[Start of Task material]
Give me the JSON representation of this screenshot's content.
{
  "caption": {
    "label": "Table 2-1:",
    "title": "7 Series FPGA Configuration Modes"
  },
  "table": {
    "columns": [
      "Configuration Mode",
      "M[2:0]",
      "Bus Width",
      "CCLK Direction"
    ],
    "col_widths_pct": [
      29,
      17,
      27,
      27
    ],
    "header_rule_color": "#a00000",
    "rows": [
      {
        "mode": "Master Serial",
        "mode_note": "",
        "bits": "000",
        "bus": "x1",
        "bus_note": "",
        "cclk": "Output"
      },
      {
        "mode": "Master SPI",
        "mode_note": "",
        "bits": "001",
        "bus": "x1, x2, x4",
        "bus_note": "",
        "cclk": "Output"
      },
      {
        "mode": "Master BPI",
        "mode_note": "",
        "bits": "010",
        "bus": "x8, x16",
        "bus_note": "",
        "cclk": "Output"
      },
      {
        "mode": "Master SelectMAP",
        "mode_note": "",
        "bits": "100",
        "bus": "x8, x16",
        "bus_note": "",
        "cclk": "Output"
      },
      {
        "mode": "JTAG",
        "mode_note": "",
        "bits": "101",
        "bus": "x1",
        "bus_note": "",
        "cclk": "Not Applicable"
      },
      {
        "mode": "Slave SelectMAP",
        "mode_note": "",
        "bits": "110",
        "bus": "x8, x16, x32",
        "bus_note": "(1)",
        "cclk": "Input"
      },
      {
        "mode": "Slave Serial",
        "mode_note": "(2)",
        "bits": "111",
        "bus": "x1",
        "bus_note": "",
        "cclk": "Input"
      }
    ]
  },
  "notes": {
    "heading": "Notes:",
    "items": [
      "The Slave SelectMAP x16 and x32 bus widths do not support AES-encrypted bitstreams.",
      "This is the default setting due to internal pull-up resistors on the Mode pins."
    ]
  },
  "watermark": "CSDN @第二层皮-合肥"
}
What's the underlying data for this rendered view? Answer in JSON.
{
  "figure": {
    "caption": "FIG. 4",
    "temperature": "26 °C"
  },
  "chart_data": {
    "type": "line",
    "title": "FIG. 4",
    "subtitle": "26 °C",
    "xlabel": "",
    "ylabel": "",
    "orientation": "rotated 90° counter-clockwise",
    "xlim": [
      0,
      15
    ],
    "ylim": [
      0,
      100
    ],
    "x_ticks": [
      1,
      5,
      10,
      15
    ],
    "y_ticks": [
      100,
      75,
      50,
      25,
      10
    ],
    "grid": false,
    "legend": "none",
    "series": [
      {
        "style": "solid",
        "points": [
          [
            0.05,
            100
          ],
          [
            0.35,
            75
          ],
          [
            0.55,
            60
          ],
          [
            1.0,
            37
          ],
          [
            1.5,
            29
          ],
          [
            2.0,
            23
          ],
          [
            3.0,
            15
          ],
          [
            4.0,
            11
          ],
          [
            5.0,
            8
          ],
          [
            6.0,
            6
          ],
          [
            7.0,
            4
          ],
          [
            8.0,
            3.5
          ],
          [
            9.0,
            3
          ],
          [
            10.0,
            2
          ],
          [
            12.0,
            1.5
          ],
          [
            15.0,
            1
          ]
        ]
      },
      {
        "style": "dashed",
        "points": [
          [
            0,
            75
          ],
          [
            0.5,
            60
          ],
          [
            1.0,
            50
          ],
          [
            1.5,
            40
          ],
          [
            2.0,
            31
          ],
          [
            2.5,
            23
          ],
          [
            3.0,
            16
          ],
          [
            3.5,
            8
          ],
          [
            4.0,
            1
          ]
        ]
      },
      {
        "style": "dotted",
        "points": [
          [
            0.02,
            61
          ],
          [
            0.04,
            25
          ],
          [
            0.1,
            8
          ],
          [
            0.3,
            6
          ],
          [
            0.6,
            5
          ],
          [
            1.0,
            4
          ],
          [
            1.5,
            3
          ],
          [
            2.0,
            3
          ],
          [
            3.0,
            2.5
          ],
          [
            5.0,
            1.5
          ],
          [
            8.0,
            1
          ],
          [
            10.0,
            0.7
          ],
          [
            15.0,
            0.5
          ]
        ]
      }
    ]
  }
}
[End of Task material]
Problem description: List the lines of the records where "SelectMAP" occurs.

Result of the task:
        "mode": "Master SelectMAP",
        "mode": "Slave SelectMAP",
      "The Slave SelectMAP x16 and x32 bus widths do not support AES-encrypted bitstreams.",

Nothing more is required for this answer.